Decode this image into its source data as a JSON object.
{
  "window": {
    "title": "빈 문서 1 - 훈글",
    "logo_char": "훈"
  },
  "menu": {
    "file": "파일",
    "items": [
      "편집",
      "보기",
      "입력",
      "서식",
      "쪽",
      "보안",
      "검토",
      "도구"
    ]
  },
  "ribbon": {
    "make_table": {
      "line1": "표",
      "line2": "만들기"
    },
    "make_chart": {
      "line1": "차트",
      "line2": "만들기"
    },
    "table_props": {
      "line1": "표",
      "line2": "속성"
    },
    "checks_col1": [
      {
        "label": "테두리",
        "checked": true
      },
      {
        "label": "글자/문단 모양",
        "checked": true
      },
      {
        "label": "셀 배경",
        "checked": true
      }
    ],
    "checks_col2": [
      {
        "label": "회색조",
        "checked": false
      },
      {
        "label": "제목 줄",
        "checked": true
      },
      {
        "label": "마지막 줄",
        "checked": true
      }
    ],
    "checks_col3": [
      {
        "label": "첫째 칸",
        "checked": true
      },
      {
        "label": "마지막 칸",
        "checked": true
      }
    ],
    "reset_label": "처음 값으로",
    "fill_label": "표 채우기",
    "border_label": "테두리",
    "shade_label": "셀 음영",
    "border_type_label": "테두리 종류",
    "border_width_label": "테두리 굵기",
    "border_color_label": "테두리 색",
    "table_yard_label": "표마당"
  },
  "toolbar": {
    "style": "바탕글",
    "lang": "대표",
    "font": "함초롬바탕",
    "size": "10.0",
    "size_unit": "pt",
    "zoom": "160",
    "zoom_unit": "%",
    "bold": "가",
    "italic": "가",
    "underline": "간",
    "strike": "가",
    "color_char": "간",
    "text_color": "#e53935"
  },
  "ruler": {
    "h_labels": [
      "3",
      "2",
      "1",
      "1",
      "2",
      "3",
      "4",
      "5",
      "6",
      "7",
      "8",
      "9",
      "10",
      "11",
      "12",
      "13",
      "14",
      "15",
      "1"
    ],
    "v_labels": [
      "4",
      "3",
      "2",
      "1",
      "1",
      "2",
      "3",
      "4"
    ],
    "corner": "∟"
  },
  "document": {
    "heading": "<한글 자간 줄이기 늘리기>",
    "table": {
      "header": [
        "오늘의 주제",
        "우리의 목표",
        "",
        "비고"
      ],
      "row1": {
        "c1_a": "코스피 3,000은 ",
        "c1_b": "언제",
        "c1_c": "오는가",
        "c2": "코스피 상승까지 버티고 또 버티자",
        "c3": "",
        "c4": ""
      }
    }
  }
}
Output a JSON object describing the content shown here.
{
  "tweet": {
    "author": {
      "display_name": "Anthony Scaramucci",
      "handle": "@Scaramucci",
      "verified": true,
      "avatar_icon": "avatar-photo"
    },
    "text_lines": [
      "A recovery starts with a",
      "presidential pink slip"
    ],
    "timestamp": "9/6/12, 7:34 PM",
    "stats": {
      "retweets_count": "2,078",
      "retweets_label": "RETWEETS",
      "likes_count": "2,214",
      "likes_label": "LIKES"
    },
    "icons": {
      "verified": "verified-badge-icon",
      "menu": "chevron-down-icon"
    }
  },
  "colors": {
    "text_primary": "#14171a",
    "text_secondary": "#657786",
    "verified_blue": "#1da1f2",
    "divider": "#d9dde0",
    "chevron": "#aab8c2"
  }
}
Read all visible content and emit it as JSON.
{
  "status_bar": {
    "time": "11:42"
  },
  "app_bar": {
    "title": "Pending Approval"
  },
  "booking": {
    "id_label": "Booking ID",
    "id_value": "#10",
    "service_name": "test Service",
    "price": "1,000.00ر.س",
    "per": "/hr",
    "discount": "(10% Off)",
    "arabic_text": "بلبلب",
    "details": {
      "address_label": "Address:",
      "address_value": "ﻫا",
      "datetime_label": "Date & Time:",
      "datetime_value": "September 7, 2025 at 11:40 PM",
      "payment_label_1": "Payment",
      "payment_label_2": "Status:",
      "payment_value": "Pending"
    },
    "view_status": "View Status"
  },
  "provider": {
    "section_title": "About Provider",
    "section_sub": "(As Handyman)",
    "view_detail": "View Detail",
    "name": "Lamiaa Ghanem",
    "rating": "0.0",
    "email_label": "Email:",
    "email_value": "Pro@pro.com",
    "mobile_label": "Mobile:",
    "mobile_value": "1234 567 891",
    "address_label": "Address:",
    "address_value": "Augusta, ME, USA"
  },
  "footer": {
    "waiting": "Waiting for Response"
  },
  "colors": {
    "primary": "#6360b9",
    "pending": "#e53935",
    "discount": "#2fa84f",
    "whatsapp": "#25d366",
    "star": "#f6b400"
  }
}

================

[The request]: Output every entry shown above, exactly.

[Task solution]:
Decode this image into its source data as a JSON object.
{
  "window": {
    "title": "빈 문서 1 - 훈글",
    "logo_char": "훈"
  },
  "menu": {
    "file": "파일",
    "items": [
      "편집",
      "보기",
      "입력",
      "서식",
      "쪽",
      "보안",
      "검토",
      "도구"
    ]
  },
  "ribbon": {
    "make_table": {
      "line1": "표",
      "line2": "만들기"
    },
    "make_chart": {
      "line1": "차트",
      "line2": "만들기"
    },
    "table_props": {
      "line1": "표",
      "line2": "속성"
    },
    "checks_col1": [
      {
        "label": "테두리",
        "checked": true
      },
      {
        "label": "글자/문단 모양",
        "checked": true
      },
      {
        "label": "셀 배경",
        "checked": true
      }
    ],
    "checks_col2": [
      {
        "label": "회색조",
        "checked": false
      },
      {
        "label": "제목 줄",
        "checked": true
      },
      {
        "label": "마지막 줄",
        "checked": true
      }
    ],
    "checks_col3": [
      {
        "label": "첫째 칸",
        "checked": true
      },
      {
        "label": "마지막 칸",
        "checked": true
      }
    ],
    "reset_label": "처음 값으로",
    "fill_label": "표 채우기",
    "border_label": "테두리",
    "shade_label": "셀 음영",
    "border_type_label": "테두리 종류",
    "border_width_label": "테두리 굵기",
    "border_color_label": "테두리 색",
    "table_yard_label": "표마당"
  },
  "toolbar": {
    "style": "바탕글",
    "lang": "대표",
    "font": "함초롬바탕",
    "size": "10.0",
    "size_unit": "pt",
    "zoom": "160",
    "zoom_unit": "%",
    "bold": "가",
    "italic": "가",
    "underline": "간",
    "strike": "가",
    "color_char": "간",
    "text_color": "#e53935"
  },
  "ruler": {
    "h_labels": [
      "3",
      "2",
      "1",
      "1",
      "2",
      "3",
      "4",
      "5",
      "6",
      "7",
      "8",
      "9",
      "10",
      "11",
      "12",
      "13",
      "14",
      "15",
      "1"
    ],
    "v_labels": [
      "4",
      "3",
      "2",
      "1",
      "1",
      "2",
      "3",
      "4"
    ],
    "corner": "∟"
  },
  "document": {
    "heading": "<한글 자간 줄이기 늘리기>",
    "table": {
      "header": [
        "오늘의 주제",
        "우리의 목표",
        "",
        "비고"
      ],
      "row1": {
        "c1_a": "코스피 3,000은 ",
        "c1_b": "언제",
        "c1_c": "오는가",
        "c2": "코스피 상승까지 버티고 또 버티자",
        "c3": "",
        "c4": ""
      }
    }
  }
}
Output a JSON object describing the content shown here.
{
  "tweet": {
    "author": {
      "display_name": "Anthony Scaramucci",
      "handle": "@Scaramucci",
      "verified": true,
      "avatar_icon": "avatar-photo"
    },
    "text_lines": [
      "A recovery starts with a",
      "presidential pink slip"
    ],
    "timestamp": "9/6/12, 7:34 PM",
    "stats": {
      "retweets_count": "2,078",
      "retweets_label": "RETWEETS",
      "likes_count": "2,214",
      "likes_label": "LIKES"
    },
    "icons": {
      "verified": "verified-badge-icon",
      "menu": "chevron-down-icon"
    }
  },
  "colors": {
    "text_primary": "#14171a",
    "text_secondary": "#657786",
    "verified_blue": "#1da1f2",
    "divider": "#d9dde0",
    "chevron": "#aab8c2"
  }
}
Read all visible content and emit it as JSON.
{
  "status_bar": {
    "time": "11:42"
  },
  "app_bar": {
    "title": "Pending Approval"
  },
  "booking": {
    "id_label": "Booking ID",
    "id_value": "#10",
    "service_name": "test Service",
    "price": "1,000.00ر.س",
    "per": "/hr",
    "discount": "(10% Off)",
    "arabic_text": "بلبلب",
    "details": {
      "address_label": "Address:",
      "address_value": "ﻫا",
      "datetime_label": "Date & Time:",
      "datetime_value": "September 7, 2025 at 11:40 PM",
      "payment_label_1": "Payment",
      "payment_label_2": "Status:",
      "payment_value": "Pending"
    },
    "view_status": "View Status"
  },
  "provider": {
    "section_title": "About Provider",
    "section_sub": "(As Handyman)",
    "view_detail": "View Detail",
    "name": "Lamiaa Ghanem",
    "rating": "0.0",
    "email_label": "Email:",
    "email_value": "Pro@pro.com",
    "mobile_label": "Mobile:",
    "mobile_value": "1234 567 891",
    "address_label": "Address:",
    "address_value": "Augusta, ME, USA"
  },
  "footer": {
    "waiting": "Waiting for Response"
  },
  "colors": {
    "primary": "#6360b9",
    "pending": "#e53935",
    "discount": "#2fa84f",
    "whatsapp": "#25d366",
    "star": "#f6b400"
  }
}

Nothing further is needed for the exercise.